__Problem description__
For the entries that follow, state how many lines include the word "Service", giving the number and nothing else.

[Begin Recorded information]

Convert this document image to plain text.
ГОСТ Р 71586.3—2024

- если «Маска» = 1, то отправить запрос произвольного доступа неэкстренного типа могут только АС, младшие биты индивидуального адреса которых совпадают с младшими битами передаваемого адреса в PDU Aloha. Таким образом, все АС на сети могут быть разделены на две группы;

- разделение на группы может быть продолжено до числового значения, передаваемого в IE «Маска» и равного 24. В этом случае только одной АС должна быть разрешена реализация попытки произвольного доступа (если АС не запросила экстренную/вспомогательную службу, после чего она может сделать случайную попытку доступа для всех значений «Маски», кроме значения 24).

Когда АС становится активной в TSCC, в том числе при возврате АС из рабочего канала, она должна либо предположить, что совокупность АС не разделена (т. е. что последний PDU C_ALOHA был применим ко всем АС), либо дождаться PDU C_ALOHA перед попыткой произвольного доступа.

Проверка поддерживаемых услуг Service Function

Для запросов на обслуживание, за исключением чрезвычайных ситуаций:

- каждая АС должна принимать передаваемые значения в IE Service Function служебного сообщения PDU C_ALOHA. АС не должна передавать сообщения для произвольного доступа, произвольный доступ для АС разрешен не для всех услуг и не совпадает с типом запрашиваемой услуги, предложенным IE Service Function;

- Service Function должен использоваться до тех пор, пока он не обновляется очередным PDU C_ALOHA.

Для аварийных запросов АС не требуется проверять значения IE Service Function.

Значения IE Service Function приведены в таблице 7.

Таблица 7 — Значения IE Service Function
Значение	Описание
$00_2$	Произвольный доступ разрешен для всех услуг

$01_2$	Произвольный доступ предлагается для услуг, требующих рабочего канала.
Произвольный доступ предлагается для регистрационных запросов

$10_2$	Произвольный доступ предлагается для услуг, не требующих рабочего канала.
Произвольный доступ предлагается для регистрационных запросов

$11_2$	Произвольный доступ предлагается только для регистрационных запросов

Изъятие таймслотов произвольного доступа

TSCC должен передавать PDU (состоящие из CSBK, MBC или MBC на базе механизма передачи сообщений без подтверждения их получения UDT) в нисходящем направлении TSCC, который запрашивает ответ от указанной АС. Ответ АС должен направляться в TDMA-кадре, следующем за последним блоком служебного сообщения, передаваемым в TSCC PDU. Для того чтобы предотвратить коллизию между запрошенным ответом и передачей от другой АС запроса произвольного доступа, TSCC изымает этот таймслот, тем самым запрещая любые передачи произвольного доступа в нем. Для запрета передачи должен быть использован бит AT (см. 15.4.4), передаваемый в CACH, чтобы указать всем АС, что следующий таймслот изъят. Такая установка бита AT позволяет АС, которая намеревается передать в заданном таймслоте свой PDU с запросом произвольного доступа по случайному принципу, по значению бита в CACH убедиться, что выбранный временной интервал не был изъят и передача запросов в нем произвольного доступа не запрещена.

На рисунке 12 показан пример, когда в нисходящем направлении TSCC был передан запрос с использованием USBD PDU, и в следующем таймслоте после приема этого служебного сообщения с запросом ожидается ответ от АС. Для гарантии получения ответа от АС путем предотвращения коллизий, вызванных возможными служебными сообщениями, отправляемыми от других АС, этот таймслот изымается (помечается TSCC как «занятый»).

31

[End Recorded information]

__Full solution__
6